WORKING DATA
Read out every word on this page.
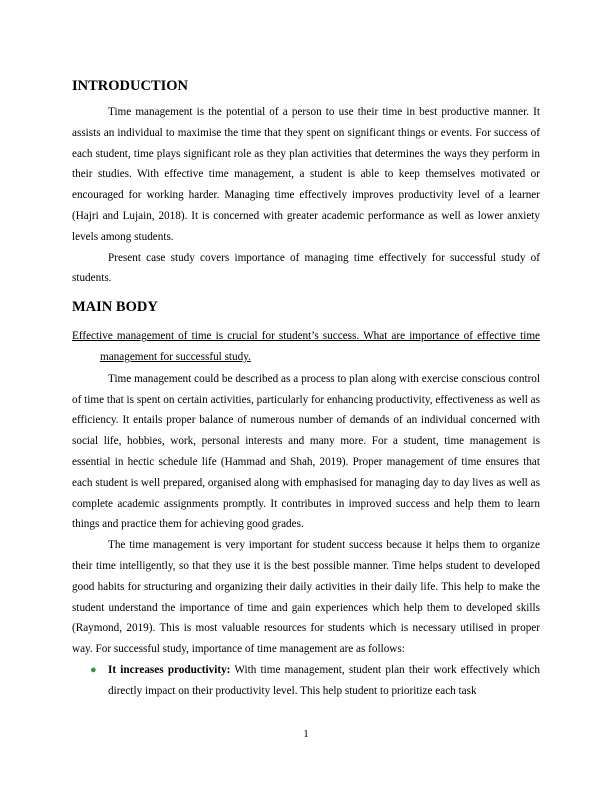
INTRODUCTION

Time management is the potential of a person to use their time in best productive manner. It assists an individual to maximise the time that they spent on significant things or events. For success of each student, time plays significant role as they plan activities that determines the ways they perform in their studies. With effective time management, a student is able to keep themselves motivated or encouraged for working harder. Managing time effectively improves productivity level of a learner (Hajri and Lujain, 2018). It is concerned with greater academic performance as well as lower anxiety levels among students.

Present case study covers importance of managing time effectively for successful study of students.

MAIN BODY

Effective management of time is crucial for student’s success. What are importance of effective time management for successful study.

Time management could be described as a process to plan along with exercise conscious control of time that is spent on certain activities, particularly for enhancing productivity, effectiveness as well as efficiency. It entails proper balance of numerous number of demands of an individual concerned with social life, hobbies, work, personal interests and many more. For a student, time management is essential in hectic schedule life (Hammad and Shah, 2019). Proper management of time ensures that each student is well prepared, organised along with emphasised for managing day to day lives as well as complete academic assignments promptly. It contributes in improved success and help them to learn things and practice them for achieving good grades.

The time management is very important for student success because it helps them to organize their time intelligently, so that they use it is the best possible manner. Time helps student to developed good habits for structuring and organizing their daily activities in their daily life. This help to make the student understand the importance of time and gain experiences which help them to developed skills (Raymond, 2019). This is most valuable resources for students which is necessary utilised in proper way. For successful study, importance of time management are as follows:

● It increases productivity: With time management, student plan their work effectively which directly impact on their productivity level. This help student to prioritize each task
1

--

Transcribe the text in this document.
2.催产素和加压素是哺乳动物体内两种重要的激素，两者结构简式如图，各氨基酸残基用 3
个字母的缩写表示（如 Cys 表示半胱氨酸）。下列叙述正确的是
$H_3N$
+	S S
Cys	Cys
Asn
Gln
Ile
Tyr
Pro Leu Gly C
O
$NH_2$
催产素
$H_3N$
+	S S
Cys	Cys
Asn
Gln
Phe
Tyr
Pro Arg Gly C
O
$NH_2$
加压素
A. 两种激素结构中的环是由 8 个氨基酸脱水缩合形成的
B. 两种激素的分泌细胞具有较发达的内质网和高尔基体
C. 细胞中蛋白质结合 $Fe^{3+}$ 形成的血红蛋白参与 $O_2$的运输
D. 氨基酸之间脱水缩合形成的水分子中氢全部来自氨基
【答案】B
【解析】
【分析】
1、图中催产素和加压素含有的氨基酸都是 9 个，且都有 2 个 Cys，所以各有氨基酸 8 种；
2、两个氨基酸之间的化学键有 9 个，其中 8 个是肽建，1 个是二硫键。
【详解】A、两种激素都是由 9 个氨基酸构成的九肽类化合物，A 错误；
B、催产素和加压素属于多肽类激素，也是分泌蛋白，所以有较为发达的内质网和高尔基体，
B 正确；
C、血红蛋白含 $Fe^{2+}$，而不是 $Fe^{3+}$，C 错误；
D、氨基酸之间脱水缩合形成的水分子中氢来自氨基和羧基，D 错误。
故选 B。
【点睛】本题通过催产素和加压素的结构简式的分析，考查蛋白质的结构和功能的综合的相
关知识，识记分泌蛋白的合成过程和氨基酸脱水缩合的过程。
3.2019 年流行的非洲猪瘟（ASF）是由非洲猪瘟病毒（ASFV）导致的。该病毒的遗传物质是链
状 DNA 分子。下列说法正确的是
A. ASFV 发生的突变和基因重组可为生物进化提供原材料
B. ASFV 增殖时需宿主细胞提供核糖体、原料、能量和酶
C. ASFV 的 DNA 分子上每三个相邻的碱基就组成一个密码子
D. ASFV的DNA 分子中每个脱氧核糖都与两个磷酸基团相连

==

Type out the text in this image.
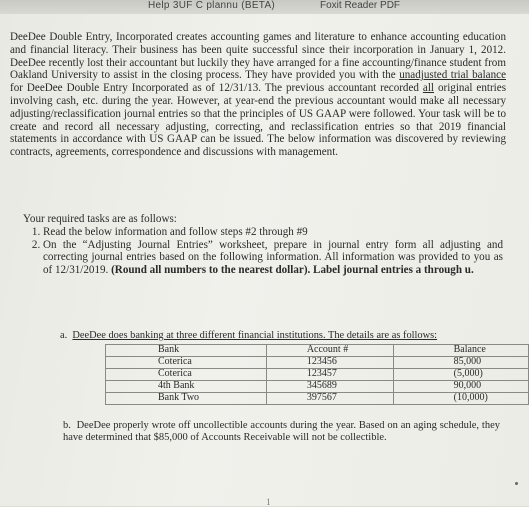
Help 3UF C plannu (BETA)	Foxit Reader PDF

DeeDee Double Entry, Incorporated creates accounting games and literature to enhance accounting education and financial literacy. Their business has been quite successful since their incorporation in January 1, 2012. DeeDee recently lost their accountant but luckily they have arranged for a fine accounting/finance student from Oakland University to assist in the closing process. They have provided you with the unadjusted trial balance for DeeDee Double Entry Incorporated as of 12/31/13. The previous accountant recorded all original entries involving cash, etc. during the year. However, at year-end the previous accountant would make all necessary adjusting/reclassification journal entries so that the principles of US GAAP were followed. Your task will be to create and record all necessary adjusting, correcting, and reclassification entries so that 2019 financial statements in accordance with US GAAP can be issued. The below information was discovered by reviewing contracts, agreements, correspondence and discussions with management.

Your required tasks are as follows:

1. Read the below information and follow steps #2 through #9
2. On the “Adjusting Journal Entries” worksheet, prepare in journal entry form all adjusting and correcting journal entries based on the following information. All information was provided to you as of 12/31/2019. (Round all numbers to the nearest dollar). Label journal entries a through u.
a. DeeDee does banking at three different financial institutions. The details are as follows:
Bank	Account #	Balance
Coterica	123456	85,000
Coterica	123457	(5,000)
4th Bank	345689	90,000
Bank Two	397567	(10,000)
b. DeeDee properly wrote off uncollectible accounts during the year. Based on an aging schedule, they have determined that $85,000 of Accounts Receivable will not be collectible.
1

JOB
Select the lines in this material that hold the word "things", leaving none out.

EXERCISE SOLUTION
Time management is the potential of a person to use their time in best productive manner. It assists an individual to maximise the time that they spent on significant things or events. For success of each student, time plays significant role as they plan activities that determines the ways they perform in their studies. With effective time management, a student is able to keep themselves motivated or encouraged for working harder. Managing time effectively improves productivity level of a learner (Hajri and Lujain, 2018). It is concerned with greater academic performance as well as lower anxiety levels among students.
Time management could be described as a process to plan along with exercise conscious control of time that is spent on certain activities, particularly for enhancing productivity, effectiveness as well as efficiency. It entails proper balance of numerous number of demands of an individual concerned with social life, hobbies, work, personal interests and many more. For a student, time management is essential in hectic schedule life (Hammad and Shah, 2019). Proper management of time ensures that each student is well prepared, organised along with emphasised for managing day to day lives as well as complete academic assignments promptly. It contributes in improved success and help them to learn things and practice them for achieving good grades.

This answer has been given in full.